[Collected data entries]
**********

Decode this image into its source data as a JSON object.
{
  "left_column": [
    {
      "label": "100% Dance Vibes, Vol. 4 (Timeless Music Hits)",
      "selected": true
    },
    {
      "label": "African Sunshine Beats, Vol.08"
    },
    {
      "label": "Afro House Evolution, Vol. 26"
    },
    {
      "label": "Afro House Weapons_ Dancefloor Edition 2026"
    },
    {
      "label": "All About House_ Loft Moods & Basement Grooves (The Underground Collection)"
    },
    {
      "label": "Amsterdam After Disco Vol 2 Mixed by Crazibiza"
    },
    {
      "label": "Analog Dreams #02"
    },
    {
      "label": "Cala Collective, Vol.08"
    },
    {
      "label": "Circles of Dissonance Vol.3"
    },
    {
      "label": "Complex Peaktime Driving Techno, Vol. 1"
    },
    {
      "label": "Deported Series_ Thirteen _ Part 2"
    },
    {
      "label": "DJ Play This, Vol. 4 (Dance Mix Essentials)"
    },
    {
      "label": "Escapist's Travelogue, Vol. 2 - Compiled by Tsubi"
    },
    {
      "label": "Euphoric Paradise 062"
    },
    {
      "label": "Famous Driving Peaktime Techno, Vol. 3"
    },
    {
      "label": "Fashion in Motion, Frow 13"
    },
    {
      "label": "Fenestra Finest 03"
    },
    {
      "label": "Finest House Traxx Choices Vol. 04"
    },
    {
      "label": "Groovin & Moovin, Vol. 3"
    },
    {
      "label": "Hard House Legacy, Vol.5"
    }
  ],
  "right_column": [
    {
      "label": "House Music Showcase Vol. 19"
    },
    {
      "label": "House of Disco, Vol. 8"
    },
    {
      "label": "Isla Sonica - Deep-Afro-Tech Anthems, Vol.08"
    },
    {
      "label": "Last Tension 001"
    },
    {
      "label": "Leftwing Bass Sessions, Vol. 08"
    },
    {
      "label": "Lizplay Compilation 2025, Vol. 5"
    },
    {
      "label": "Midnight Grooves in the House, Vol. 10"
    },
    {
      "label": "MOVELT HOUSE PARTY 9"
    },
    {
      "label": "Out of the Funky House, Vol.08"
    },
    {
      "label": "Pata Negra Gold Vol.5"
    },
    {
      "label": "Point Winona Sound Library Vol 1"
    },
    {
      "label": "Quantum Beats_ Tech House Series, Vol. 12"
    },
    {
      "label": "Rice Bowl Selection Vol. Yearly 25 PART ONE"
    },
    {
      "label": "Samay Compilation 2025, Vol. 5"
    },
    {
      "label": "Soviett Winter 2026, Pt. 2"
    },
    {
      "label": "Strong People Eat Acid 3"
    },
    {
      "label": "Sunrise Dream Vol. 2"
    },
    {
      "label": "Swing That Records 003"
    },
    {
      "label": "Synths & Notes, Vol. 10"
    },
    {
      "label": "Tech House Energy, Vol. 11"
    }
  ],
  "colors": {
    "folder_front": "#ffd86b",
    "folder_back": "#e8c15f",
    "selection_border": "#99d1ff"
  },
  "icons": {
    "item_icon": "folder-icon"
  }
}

**********

REQUIRED WORK
Emit the records above again, exactly, with no line skipped.

THE SOLUTION
Decode this image into its source data as a JSON object.
{
  "left_column": [
    {
      "label": "100% Dance Vibes, Vol. 4 (Timeless Music Hits)",
      "selected": true
    },
    {
      "label": "African Sunshine Beats, Vol.08"
    },
    {
      "label": "Afro House Evolution, Vol. 26"
    },
    {
      "label": "Afro House Weapons_ Dancefloor Edition 2026"
    },
    {
      "label": "All About House_ Loft Moods & Basement Grooves (The Underground Collection)"
    },
    {
      "label": "Amsterdam After Disco Vol 2 Mixed by Crazibiza"
    },
    {
      "label": "Analog Dreams #02"
    },
    {
      "label": "Cala Collective, Vol.08"
    },
    {
      "label": "Circles of Dissonance Vol.3"
    },
    {
      "label": "Complex Peaktime Driving Techno, Vol. 1"
    },
    {
      "label": "Deported Series_ Thirteen _ Part 2"
    },
    {
      "label": "DJ Play This, Vol. 4 (Dance Mix Essentials)"
    },
    {
      "label": "Escapist's Travelogue, Vol. 2 - Compiled by Tsubi"
    },
    {
      "label": "Euphoric Paradise 062"
    },
    {
      "label": "Famous Driving Peaktime Techno, Vol. 3"
    },
    {
      "label": "Fashion in Motion, Frow 13"
    },
    {
      "label": "Fenestra Finest 03"
    },
    {
      "label": "Finest House Traxx Choices Vol. 04"
    },
    {
      "label": "Groovin & Moovin, Vol. 3"
    },
    {
      "label": "Hard House Legacy, Vol.5"
    }
  ],
  "right_column": [
    {
      "label": "House Music Showcase Vol. 19"
    },
    {
      "label": "House of Disco, Vol. 8"
    },
    {
      "label": "Isla Sonica - Deep-Afro-Tech Anthems, Vol.08"
    },
    {
      "label": "Last Tension 001"
    },
    {
      "label": "Leftwing Bass Sessions, Vol. 08"
    },
    {
      "label": "Lizplay Compilation 2025, Vol. 5"
    },
    {
      "label": "Midnight Grooves in the House, Vol. 10"
    },
    {
      "label": "MOVELT HOUSE PARTY 9"
    },
    {
      "label": "Out of the Funky House, Vol.08"
    },
    {
      "label": "Pata Negra Gold Vol.5"
    },
    {
      "label": "Point Winona Sound Library Vol 1"
    },
    {
      "label": "Quantum Beats_ Tech House Series, Vol. 12"
    },
    {
      "label": "Rice Bowl Selection Vol. Yearly 25 PART ONE"
    },
    {
      "label": "Samay Compilation 2025, Vol. 5"
    },
    {
      "label": "Soviett Winter 2026, Pt. 2"
    },
    {
      "label": "Strong People Eat Acid 3"
    },
    {
      "label": "Sunrise Dream Vol. 2"
    },
    {
      "label": "Swing That Records 003"
    },
    {
      "label": "Synths & Notes, Vol. 10"
    },
    {
      "label": "Tech House Energy, Vol. 11"
    }
  ],
  "colors": {
    "folder_front": "#ffd86b",
    "folder_back": "#e8c15f",
    "selection_border": "#99d1ff"
  },
  "icons": {
    "item_icon": "folder-icon"
  }
}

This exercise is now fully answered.